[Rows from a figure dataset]
# # # # #

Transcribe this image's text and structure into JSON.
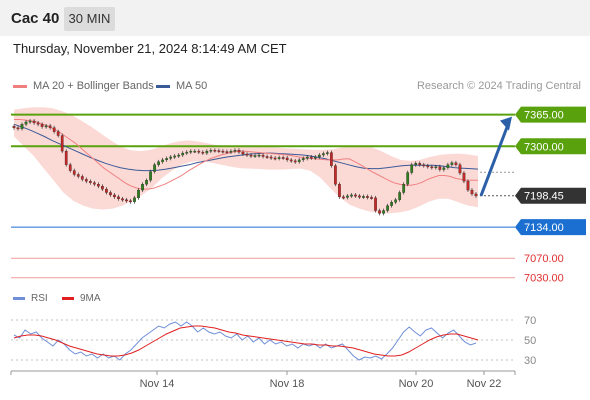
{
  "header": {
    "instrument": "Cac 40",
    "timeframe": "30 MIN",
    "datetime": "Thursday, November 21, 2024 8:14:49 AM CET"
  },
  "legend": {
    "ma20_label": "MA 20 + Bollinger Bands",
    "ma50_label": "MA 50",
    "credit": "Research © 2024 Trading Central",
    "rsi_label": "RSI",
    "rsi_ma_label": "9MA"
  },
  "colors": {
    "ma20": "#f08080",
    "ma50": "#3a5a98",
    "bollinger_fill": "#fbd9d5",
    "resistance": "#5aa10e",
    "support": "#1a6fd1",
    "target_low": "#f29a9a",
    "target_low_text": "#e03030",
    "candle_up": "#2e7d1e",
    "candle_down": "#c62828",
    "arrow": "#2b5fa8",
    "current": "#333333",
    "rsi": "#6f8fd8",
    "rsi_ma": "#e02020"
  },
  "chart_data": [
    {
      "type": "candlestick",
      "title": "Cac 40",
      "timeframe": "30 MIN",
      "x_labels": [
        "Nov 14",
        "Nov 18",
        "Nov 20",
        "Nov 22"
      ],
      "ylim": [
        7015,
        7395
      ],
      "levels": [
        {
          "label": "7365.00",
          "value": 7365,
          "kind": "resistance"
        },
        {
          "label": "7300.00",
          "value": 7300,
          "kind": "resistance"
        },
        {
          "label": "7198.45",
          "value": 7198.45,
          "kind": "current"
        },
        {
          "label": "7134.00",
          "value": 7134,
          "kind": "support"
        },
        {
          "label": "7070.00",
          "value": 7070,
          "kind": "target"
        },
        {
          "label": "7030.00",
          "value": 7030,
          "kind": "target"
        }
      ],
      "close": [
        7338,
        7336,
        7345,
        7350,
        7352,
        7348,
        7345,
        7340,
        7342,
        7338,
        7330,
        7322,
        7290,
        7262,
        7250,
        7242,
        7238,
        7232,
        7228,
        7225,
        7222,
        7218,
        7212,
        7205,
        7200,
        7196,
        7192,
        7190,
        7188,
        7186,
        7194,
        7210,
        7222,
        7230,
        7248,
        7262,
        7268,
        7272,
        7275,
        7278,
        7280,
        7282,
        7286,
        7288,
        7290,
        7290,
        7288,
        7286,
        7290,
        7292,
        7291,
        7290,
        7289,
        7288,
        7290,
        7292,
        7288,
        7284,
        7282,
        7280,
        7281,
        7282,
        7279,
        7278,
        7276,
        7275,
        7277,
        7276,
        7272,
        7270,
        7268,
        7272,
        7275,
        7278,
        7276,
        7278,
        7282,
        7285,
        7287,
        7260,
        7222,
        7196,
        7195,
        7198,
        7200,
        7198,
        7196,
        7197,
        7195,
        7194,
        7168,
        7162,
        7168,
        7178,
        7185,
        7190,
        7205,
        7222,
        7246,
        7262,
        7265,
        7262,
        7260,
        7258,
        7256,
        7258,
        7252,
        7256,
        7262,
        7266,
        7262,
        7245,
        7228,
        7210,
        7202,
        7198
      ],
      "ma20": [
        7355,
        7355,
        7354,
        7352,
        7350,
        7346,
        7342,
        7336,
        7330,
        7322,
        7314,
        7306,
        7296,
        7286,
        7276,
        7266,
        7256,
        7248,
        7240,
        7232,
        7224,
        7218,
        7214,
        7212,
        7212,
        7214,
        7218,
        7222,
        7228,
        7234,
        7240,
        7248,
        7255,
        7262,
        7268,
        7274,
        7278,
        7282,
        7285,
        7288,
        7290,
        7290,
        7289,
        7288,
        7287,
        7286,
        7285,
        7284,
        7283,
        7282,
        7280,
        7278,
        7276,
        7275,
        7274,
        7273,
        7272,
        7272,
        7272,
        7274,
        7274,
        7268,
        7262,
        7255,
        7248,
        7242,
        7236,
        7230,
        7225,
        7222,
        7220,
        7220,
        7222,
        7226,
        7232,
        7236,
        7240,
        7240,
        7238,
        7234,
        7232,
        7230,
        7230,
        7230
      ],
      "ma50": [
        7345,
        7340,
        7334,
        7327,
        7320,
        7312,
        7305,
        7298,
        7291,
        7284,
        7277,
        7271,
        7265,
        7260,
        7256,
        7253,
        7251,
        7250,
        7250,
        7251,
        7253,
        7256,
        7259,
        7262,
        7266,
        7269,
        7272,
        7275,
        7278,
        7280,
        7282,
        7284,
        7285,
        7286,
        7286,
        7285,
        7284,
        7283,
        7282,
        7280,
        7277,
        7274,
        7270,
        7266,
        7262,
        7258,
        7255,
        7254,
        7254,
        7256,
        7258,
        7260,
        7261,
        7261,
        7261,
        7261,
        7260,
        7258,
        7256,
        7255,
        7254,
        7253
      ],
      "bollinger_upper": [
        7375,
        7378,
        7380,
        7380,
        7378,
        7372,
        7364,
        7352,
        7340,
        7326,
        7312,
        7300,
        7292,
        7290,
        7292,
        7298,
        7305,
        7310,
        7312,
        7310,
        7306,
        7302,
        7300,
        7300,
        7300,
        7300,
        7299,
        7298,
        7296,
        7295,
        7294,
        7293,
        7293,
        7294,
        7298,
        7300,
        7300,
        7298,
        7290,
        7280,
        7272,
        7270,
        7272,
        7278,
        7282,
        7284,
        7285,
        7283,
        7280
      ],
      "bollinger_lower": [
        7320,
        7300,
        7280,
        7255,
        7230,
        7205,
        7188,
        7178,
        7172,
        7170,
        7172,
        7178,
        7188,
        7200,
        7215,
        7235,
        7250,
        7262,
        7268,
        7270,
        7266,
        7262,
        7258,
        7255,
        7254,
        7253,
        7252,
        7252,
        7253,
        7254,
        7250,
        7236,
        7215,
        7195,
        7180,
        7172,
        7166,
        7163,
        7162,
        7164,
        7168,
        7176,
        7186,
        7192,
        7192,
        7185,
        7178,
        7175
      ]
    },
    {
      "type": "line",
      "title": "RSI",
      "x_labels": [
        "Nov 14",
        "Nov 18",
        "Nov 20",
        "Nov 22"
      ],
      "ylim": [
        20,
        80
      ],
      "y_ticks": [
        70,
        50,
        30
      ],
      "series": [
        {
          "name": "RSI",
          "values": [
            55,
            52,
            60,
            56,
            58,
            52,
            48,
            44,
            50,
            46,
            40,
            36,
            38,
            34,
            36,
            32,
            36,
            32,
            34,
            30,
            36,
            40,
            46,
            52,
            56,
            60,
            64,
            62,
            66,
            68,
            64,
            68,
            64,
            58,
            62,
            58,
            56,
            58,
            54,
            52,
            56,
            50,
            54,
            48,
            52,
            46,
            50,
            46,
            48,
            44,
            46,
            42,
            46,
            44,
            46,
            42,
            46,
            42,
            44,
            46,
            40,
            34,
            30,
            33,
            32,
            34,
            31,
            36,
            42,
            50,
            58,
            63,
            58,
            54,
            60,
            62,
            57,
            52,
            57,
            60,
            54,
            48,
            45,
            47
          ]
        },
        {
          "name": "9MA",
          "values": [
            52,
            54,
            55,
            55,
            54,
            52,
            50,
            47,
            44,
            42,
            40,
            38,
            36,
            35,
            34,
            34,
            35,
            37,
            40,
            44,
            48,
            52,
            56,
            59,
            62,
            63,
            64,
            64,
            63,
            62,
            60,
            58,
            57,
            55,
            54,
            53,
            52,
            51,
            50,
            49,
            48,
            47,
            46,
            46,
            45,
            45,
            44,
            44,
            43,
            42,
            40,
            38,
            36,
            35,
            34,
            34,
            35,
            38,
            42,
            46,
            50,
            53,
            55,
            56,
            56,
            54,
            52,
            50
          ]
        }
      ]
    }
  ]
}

# # # # #

= Work instructions =
Can the entries above be repeated exactly, without their pictures?

= Reply =
Transcribe this image's text and structure into JSON.
{
  "header": {
    "instrument": "Cac 40",
    "timeframe": "30 MIN",
    "datetime": "Thursday, November 21, 2024 8:14:49 AM CET"
  },
  "legend": {
    "ma20_label": "MA 20 + Bollinger Bands",
    "ma50_label": "MA 50",
    "credit": "Research © 2024 Trading Central",
    "rsi_label": "RSI",
    "rsi_ma_label": "9MA"
  },
  "colors": {
    "ma20": "#f08080",
    "ma50": "#3a5a98",
    "bollinger_fill": "#fbd9d5",
    "resistance": "#5aa10e",
    "support": "#1a6fd1",
    "target_low": "#f29a9a",
    "target_low_text": "#e03030",
    "candle_up": "#2e7d1e",
    "candle_down": "#c62828",
    "arrow": "#2b5fa8",
    "current": "#333333",
    "rsi": "#6f8fd8",
    "rsi_ma": "#e02020"
  },
  "chart_data": [
    {
      "type": "candlestick",
      "title": "Cac 40",
      "timeframe": "30 MIN",
      "x_labels": [
        "Nov 14",
        "Nov 18",
        "Nov 20",
        "Nov 22"
      ],
      "ylim": [
        7015,
        7395
      ],
      "levels": [
        {
          "label": "7365.00",
          "value": 7365,
          "kind": "resistance"
        },
        {
          "label": "7300.00",
          "value": 7300,
          "kind": "resistance"
        },
        {
          "label": "7198.45",
          "value": 7198.45,
          "kind": "current"
        },
        {
          "label": "7134.00",
          "value": 7134,
          "kind": "support"
        },
        {
          "label": "7070.00",
          "value": 7070,
          "kind": "target"
        },
        {
          "label": "7030.00",
          "value": 7030,
          "kind": "target"
        }
      ],
      "close": [
        7338,
        7336,
        7345,
        7350,
        7352,
        7348,
        7345,
        7340,
        7342,
        7338,
        7330,
        7322,
        7290,
        7262,
        7250,
        7242,
        7238,
        7232,
        7228,
        7225,
        7222,
        7218,
        7212,
        7205,
        7200,
        7196,
        7192,
        7190,
        7188,
        7186,
        7194,
        7210,
        7222,
        7230,
        7248,
        7262,
        7268,
        7272,
        7275,
        7278,
        7280,
        7282,
        7286,
        7288,
        7290,
        7290,
        7288,
        7286,
        7290,
        7292,
        7291,
        7290,
        7289,
        7288,
        7290,
        7292,
        7288,
        7284,
        7282,
        7280,
        7281,
        7282,
        7279,
        7278,
        7276,
        7275,
        7277,
        7276,
        7272,
        7270,
        7268,
        7272,
        7275,
        7278,
        7276,
        7278,
        7282,
        7285,
        7287,
        7260,
        7222,
        7196,
        7195,
        7198,
        7200,
        7198,
        7196,
        7197,
        7195,
        7194,
        7168,
        7162,
        7168,
        7178,
        7185,
        7190,
        7205,
        7222,
        7246,
        7262,
        7265,
        7262,
        7260,
        7258,
        7256,
        7258,
        7252,
        7256,
        7262,
        7266,
        7262,
        7245,
        7228,
        7210,
        7202,
        7198
      ],
      "ma20": [
        7355,
        7355,
        7354,
        7352,
        7350,
        7346,
        7342,
        7336,
        7330,
        7322,
        7314,
        7306,
        7296,
        7286,
        7276,
        7266,
        7256,
        7248,
        7240,
        7232,
        7224,
        7218,
        7214,
        7212,
        7212,
        7214,
        7218,
        7222,
        7228,
        7234,
        7240,
        7248,
        7255,
        7262,
        7268,
        7274,
        7278,
        7282,
        7285,
        7288,
        7290,
        7290,
        7289,
        7288,
        7287,
        7286,
        7285,
        7284,
        7283,
        7282,
        7280,
        7278,
        7276,
        7275,
        7274,
        7273,
        7272,
        7272,
        7272,
        7274,
        7274,
        7268,
        7262,
        7255,
        7248,
        7242,
        7236,
        7230,
        7225,
        7222,
        7220,
        7220,
        7222,
        7226,
        7232,
        7236,
        7240,
        7240,
        7238,
        7234,
        7232,
        7230,
        7230,
        7230
      ],
      "ma50": [
        7345,
        7340,
        7334,
        7327,
        7320,
        7312,
        7305,
        7298,
        7291,
        7284,
        7277,
        7271,
        7265,
        7260,
        7256,
        7253,
        7251,
        7250,
        7250,
        7251,
        7253,
        7256,
        7259,
        7262,
        7266,
        7269,
        7272,
        7275,
        7278,
        7280,
        7282,
        7284,
        7285,
        7286,
        7286,
        7285,
        7284,
        7283,
        7282,
        7280,
        7277,
        7274,
        7270,
        7266,
        7262,
        7258,
        7255,
        7254,
        7254,
        7256,
        7258,
        7260,
        7261,
        7261,
        7261,
        7261,
        7260,
        7258,
        7256,
        7255,
        7254,
        7253
      ],
      "bollinger_upper": [
        7375,
        7378,
        7380,
        7380,
        7378,
        7372,
        7364,
        7352,
        7340,
        7326,
        7312,
        7300,
        7292,
        7290,
        7292,
        7298,
        7305,
        7310,
        7312,
        7310,
        7306,
        7302,
        7300,
        7300,
        7300,
        7300,
        7299,
        7298,
        7296,
        7295,
        7294,
        7293,
        7293,
        7294,
        7298,
        7300,
        7300,
        7298,
        7290,
        7280,
        7272,
        7270,
        7272,
        7278,
        7282,
        7284,
        7285,
        7283,
        7280
      ],
      "bollinger_lower": [
        7320,
        7300,
        7280,
        7255,
        7230,
        7205,
        7188,
        7178,
        7172,
        7170,
        7172,
        7178,
        7188,
        7200,
        7215,
        7235,
        7250,
        7262,
        7268,
        7270,
        7266,
        7262,
        7258,
        7255,
        7254,
        7253,
        7252,
        7252,
        7253,
        7254,
        7250,
        7236,
        7215,
        7195,
        7180,
        7172,
        7166,
        7163,
        7162,
        7164,
        7168,
        7176,
        7186,
        7192,
        7192,
        7185,
        7178,
        7175
      ]
    },
    {
      "type": "line",
      "title": "RSI",
      "x_labels": [
        "Nov 14",
        "Nov 18",
        "Nov 20",
        "Nov 22"
      ],
      "ylim": [
        20,
        80
      ],
      "y_ticks": [
        70,
        50,
        30
      ],
      "series": [
        {
          "name": "RSI",
          "values": [
            55,
            52,
            60,
            56,
            58,
            52,
            48,
            44,
            50,
            46,
            40,
            36,
            38,
            34,
            36,
            32,
            36,
            32,
            34,
            30,
            36,
            40,
            46,
            52,
            56,
            60,
            64,
            62,
            66,
            68,
            64,
            68,
            64,
            58,
            62,
            58,
            56,
            58,
            54,
            52,
            56,
            50,
            54,
            48,
            52,
            46,
            50,
            46,
            48,
            44,
            46,
            42,
            46,
            44,
            46,
            42,
            46,
            42,
            44,
            46,
            40,
            34,
            30,
            33,
            32,
            34,
            31,
            36,
            42,
            50,
            58,
            63,
            58,
            54,
            60,
            62,
            57,
            52,
            57,
            60,
            54,
            48,
            45,
            47
          ]
        },
        {
          "name": "9MA",
          "values": [
            52,
            54,
            55,
            55,
            54,
            52,
            50,
            47,
            44,
            42,
            40,
            38,
            36,
            35,
            34,
            34,
            35,
            37,
            40,
            44,
            48,
            52,
            56,
            59,
            62,
            63,
            64,
            64,
            63,
            62,
            60,
            58,
            57,
            55,
            54,
            53,
            52,
            51,
            50,
            49,
            48,
            47,
            46,
            46,
            45,
            45,
            44,
            44,
            43,
            42,
            40,
            38,
            36,
            35,
            34,
            34,
            35,
            38,
            42,
            46,
            50,
            53,
            55,
            56,
            56,
            54,
            52,
            50
          ]
        }
      ]
    }
  ]
}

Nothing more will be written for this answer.